## Begin Supplied data

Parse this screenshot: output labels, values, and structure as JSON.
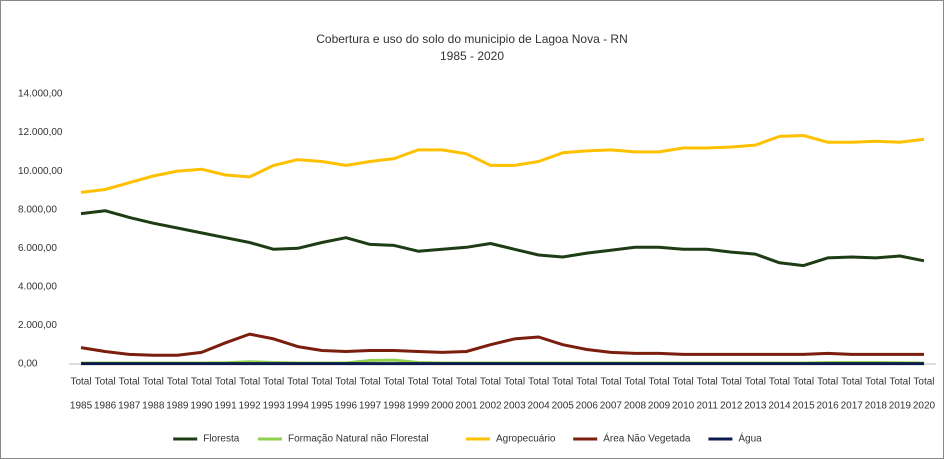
{
  "chart_data": {
    "type": "line",
    "title": "Cobertura e uso do solo do municipio de Lagoa Nova - RN",
    "subtitle": "1985 - 2020",
    "categories": [
      [
        "Total",
        "1985"
      ],
      [
        "Total",
        "1986"
      ],
      [
        "Total",
        "1987"
      ],
      [
        "Total",
        "1988"
      ],
      [
        "Total",
        "1989"
      ],
      [
        "Total",
        "1990"
      ],
      [
        "Total",
        "1991"
      ],
      [
        "Total",
        "1992"
      ],
      [
        "Total",
        "1993"
      ],
      [
        "Total",
        "1994"
      ],
      [
        "Total",
        "1995"
      ],
      [
        "Total",
        "1996"
      ],
      [
        "Total",
        "1997"
      ],
      [
        "Total",
        "1998"
      ],
      [
        "Total",
        "1999"
      ],
      [
        "Total",
        "2000"
      ],
      [
        "Total",
        "2001"
      ],
      [
        "Total",
        "2002"
      ],
      [
        "Total",
        "2003"
      ],
      [
        "Total",
        "2004"
      ],
      [
        "Total",
        "2005"
      ],
      [
        "Total",
        "2006"
      ],
      [
        "Total",
        "2007"
      ],
      [
        "Total",
        "2008"
      ],
      [
        "Total",
        "2009"
      ],
      [
        "Total",
        "2010"
      ],
      [
        "Total",
        "2011"
      ],
      [
        "Total",
        "2012"
      ],
      [
        "Total",
        "2013"
      ],
      [
        "Total",
        "2014"
      ],
      [
        "Total",
        "2015"
      ],
      [
        "Total",
        "2016"
      ],
      [
        "Total",
        "2017"
      ],
      [
        "Total",
        "2018"
      ],
      [
        "Total",
        "2019"
      ],
      [
        "Total",
        "2020"
      ]
    ],
    "series": [
      {
        "name": "Floresta",
        "color": "#1e3d14",
        "values": [
          7800,
          7950,
          7600,
          7300,
          7050,
          6800,
          6550,
          6300,
          5950,
          6000,
          6300,
          6550,
          6200,
          6150,
          5850,
          5950,
          6050,
          6250,
          5950,
          5650,
          5550,
          5750,
          5900,
          6050,
          6050,
          5950,
          5950,
          5800,
          5700,
          5250,
          5100,
          5500,
          5550,
          5500,
          5600,
          5350
        ]
      },
      {
        "name": "Formação Natural não Florestal",
        "color": "#8fd14f",
        "values": [
          50,
          50,
          50,
          50,
          50,
          50,
          60,
          120,
          80,
          50,
          50,
          50,
          180,
          200,
          80,
          50,
          50,
          50,
          50,
          50,
          50,
          50,
          50,
          50,
          50,
          50,
          50,
          50,
          50,
          50,
          50,
          80,
          80,
          80,
          60,
          50
        ]
      },
      {
        "name": "Agropecuário",
        "color": "#ffc000",
        "values": [
          8900,
          9050,
          9400,
          9750,
          10000,
          10100,
          9800,
          9700,
          10300,
          10600,
          10500,
          10300,
          10500,
          10650,
          11100,
          11100,
          10900,
          10300,
          10300,
          10500,
          10950,
          11050,
          11100,
          11000,
          11000,
          11200,
          11200,
          11250,
          11350,
          11800,
          11850,
          11500,
          11500,
          11550,
          11500,
          11650
        ]
      },
      {
        "name": "Área Não Vegetada",
        "color": "#7b1e0e",
        "values": [
          850,
          650,
          500,
          450,
          450,
          600,
          1100,
          1550,
          1300,
          900,
          700,
          650,
          700,
          700,
          650,
          600,
          650,
          1000,
          1300,
          1400,
          1000,
          750,
          600,
          550,
          550,
          500,
          500,
          500,
          500,
          500,
          500,
          550,
          500,
          500,
          500,
          500
        ]
      },
      {
        "name": "Água",
        "color": "#0d1b4c",
        "values": [
          20,
          20,
          20,
          20,
          20,
          20,
          20,
          20,
          20,
          20,
          20,
          20,
          20,
          20,
          20,
          20,
          20,
          20,
          20,
          20,
          20,
          20,
          20,
          20,
          20,
          20,
          20,
          20,
          20,
          20,
          20,
          20,
          20,
          20,
          20,
          20
        ]
      }
    ],
    "ylim": [
      0,
      14000
    ],
    "yticks": [
      {
        "value": 0,
        "label": "0,00"
      },
      {
        "value": 2000,
        "label": "2.000,00"
      },
      {
        "value": 4000,
        "label": "4.000,00"
      },
      {
        "value": 6000,
        "label": "6.000,00"
      },
      {
        "value": 8000,
        "label": "8.000,00"
      },
      {
        "value": 10000,
        "label": "10.000,00"
      },
      {
        "value": 12000,
        "label": "12.000,00"
      },
      {
        "value": 14000,
        "label": "14.000,00"
      }
    ],
    "grid": false,
    "legend": "bottom"
  }
}
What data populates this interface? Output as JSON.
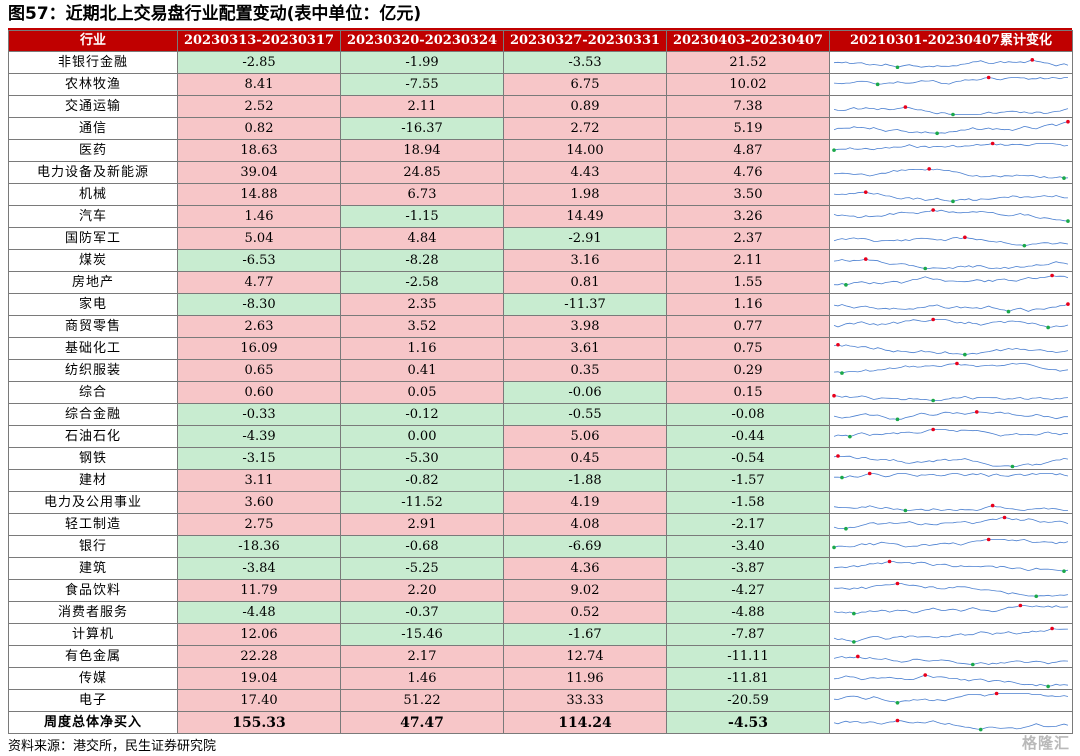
{
  "title": "图57：近期北上交易盘行业配置变动(表中单位：亿元)",
  "headers": [
    "行业",
    "20230313-20230317",
    "20230320-20230324",
    "20230327-20230331",
    "20230403-20230407",
    "20210301-20230407累计变化"
  ],
  "rows": [
    {
      "industry": "非银行金融",
      "values": [
        "-2.85",
        "-1.99",
        "-3.53",
        "21.52"
      ]
    },
    {
      "industry": "农林牧渔",
      "values": [
        "8.41",
        "-7.55",
        "6.75",
        "10.02"
      ]
    },
    {
      "industry": "交通运输",
      "values": [
        "2.52",
        "2.11",
        "0.89",
        "7.38"
      ]
    },
    {
      "industry": "通信",
      "values": [
        "0.82",
        "-16.37",
        "2.72",
        "5.19"
      ]
    },
    {
      "industry": "医药",
      "values": [
        "18.63",
        "18.94",
        "14.00",
        "4.87"
      ]
    },
    {
      "industry": "电力设备及新能源",
      "values": [
        "39.04",
        "24.85",
        "4.43",
        "4.76"
      ]
    },
    {
      "industry": "机械",
      "values": [
        "14.88",
        "6.73",
        "1.98",
        "3.50"
      ]
    },
    {
      "industry": "汽车",
      "values": [
        "1.46",
        "-1.15",
        "14.49",
        "3.26"
      ]
    },
    {
      "industry": "国防军工",
      "values": [
        "5.04",
        "4.84",
        "-2.91",
        "2.37"
      ]
    },
    {
      "industry": "煤炭",
      "values": [
        "-6.53",
        "-8.28",
        "3.16",
        "2.11"
      ]
    },
    {
      "industry": "房地产",
      "values": [
        "4.77",
        "-2.58",
        "0.81",
        "1.55"
      ]
    },
    {
      "industry": "家电",
      "values": [
        "-8.30",
        "2.35",
        "-11.37",
        "1.16"
      ]
    },
    {
      "industry": "商贸零售",
      "values": [
        "2.63",
        "3.52",
        "3.98",
        "0.77"
      ]
    },
    {
      "industry": "基础化工",
      "values": [
        "16.09",
        "1.16",
        "3.61",
        "0.75"
      ]
    },
    {
      "industry": "纺织服装",
      "values": [
        "0.65",
        "0.41",
        "0.35",
        "0.29"
      ]
    },
    {
      "industry": "综合",
      "values": [
        "0.60",
        "0.05",
        "-0.06",
        "0.15"
      ]
    },
    {
      "industry": "综合金融",
      "values": [
        "-0.33",
        "-0.12",
        "-0.55",
        "-0.08"
      ]
    },
    {
      "industry": "石油石化",
      "values": [
        "-4.39",
        "0.00",
        "5.06",
        "-0.44"
      ]
    },
    {
      "industry": "钢铁",
      "values": [
        "-3.15",
        "-5.30",
        "0.45",
        "-0.54"
      ]
    },
    {
      "industry": "建材",
      "values": [
        "3.11",
        "-0.82",
        "-1.88",
        "-1.57"
      ]
    },
    {
      "industry": "电力及公用事业",
      "values": [
        "3.60",
        "-11.52",
        "4.19",
        "-1.58"
      ]
    },
    {
      "industry": "轻工制造",
      "values": [
        "2.75",
        "2.91",
        "4.08",
        "-2.17"
      ]
    },
    {
      "industry": "银行",
      "values": [
        "-18.36",
        "-0.68",
        "-6.69",
        "-3.40"
      ]
    },
    {
      "industry": "建筑",
      "values": [
        "-3.84",
        "-5.25",
        "4.36",
        "-3.87"
      ]
    },
    {
      "industry": "食品饮料",
      "values": [
        "11.79",
        "2.20",
        "9.02",
        "-4.27"
      ]
    },
    {
      "industry": "消费者服务",
      "values": [
        "-4.48",
        "-0.37",
        "0.52",
        "-4.88"
      ]
    },
    {
      "industry": "计算机",
      "values": [
        "12.06",
        "-15.46",
        "-1.67",
        "-7.87"
      ]
    },
    {
      "industry": "有色金属",
      "values": [
        "22.28",
        "2.17",
        "12.74",
        "-11.11"
      ]
    },
    {
      "industry": "传媒",
      "values": [
        "19.04",
        "1.46",
        "11.96",
        "-11.81"
      ]
    },
    {
      "industry": "电子",
      "values": [
        "17.40",
        "51.22",
        "33.33",
        "-20.59"
      ]
    }
  ],
  "total": {
    "industry": "周度总体净买入",
    "values": [
      "155.33",
      "47.47",
      "114.24",
      "-4.53"
    ]
  },
  "sparkline_colors": {
    "line": "#4a7fd0",
    "max": "#e8001c",
    "min": "#1aa84a"
  },
  "cell_colors": {
    "positive": "#f7c6c8",
    "negative": "#c8ecd0",
    "header": "#c00000"
  },
  "footer": "资料来源：港交所，民生证券研究院",
  "watermark": "格隆汇"
}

## End Supplied data

### Stated problem
Which lines in the data above contain "JSON"? Show each one.

### Result below
Parse this screenshot: output labels, values, and structure as JSON.
What data populates this interface? Output as JSON.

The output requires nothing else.